▶ [WRITTEN TASK]
Below are the records; locate each line with the word "esquerdo" and copy it.

(Recorded data)
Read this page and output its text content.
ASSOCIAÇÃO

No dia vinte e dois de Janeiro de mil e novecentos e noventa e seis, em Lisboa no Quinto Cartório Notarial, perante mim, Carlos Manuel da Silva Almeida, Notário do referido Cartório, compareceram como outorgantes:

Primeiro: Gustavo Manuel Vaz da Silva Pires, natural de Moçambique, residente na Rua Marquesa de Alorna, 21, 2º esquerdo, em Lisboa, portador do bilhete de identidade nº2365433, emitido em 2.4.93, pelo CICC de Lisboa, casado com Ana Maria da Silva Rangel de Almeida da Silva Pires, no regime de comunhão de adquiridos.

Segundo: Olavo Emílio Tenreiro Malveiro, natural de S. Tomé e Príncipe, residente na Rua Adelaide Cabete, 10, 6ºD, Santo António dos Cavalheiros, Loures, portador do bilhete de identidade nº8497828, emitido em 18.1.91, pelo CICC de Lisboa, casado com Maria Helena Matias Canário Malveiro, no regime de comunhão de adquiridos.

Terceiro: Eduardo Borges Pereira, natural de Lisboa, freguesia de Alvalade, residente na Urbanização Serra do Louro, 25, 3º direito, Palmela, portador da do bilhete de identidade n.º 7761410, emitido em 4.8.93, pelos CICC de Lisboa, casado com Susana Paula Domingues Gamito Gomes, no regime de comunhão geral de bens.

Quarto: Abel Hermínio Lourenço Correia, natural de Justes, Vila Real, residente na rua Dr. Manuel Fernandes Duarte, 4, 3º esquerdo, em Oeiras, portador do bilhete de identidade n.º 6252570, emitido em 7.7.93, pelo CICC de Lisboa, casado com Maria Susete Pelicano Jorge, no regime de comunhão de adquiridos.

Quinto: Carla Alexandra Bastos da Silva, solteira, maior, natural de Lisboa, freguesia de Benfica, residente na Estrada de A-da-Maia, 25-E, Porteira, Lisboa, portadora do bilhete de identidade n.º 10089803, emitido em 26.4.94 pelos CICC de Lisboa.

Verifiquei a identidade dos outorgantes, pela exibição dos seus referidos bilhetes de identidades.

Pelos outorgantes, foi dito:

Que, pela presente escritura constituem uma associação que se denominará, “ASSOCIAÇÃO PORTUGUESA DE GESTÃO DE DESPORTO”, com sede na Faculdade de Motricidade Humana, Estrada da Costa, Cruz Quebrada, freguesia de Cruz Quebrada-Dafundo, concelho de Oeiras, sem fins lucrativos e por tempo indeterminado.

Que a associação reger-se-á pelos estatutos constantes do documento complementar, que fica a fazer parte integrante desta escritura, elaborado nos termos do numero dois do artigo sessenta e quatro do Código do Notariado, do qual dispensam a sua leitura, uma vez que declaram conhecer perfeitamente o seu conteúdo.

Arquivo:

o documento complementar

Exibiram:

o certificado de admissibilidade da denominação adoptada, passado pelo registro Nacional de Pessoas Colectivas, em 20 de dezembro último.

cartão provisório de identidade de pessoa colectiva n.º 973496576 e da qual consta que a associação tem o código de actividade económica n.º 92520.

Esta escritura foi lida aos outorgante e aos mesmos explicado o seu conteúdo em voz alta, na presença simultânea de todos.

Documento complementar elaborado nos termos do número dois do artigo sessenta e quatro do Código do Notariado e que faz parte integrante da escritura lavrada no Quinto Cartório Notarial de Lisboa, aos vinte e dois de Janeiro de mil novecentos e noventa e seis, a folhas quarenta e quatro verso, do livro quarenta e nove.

▶ [THE COMPLETED TASK]
Primeiro: Gustavo Manuel Vaz da Silva Pires, natural de Moçambique, residente na Rua Marquesa de Alorna, 21, 2º esquerdo, em Lisboa, portador do bilhete de identidade nº2365433, emitido em 2.4.93, pelo CICC de Lisboa, casado com Ana Maria da Silva Rangel de Almeida da Silva Pires, no regime de comunhão de adquiridos.
Quarto: Abel Hermínio Lourenço Correia, natural de Justes, Vila Real, residente na rua Dr. Manuel Fernandes Duarte, 4, 3º esquerdo, em Oeiras, portador do bilhete de identidade n.º 6252570, emitido em 7.7.93, pelo CICC de Lisboa, casado com Maria Susete Pelicano Jorge, no regime de comunhão de adquiridos.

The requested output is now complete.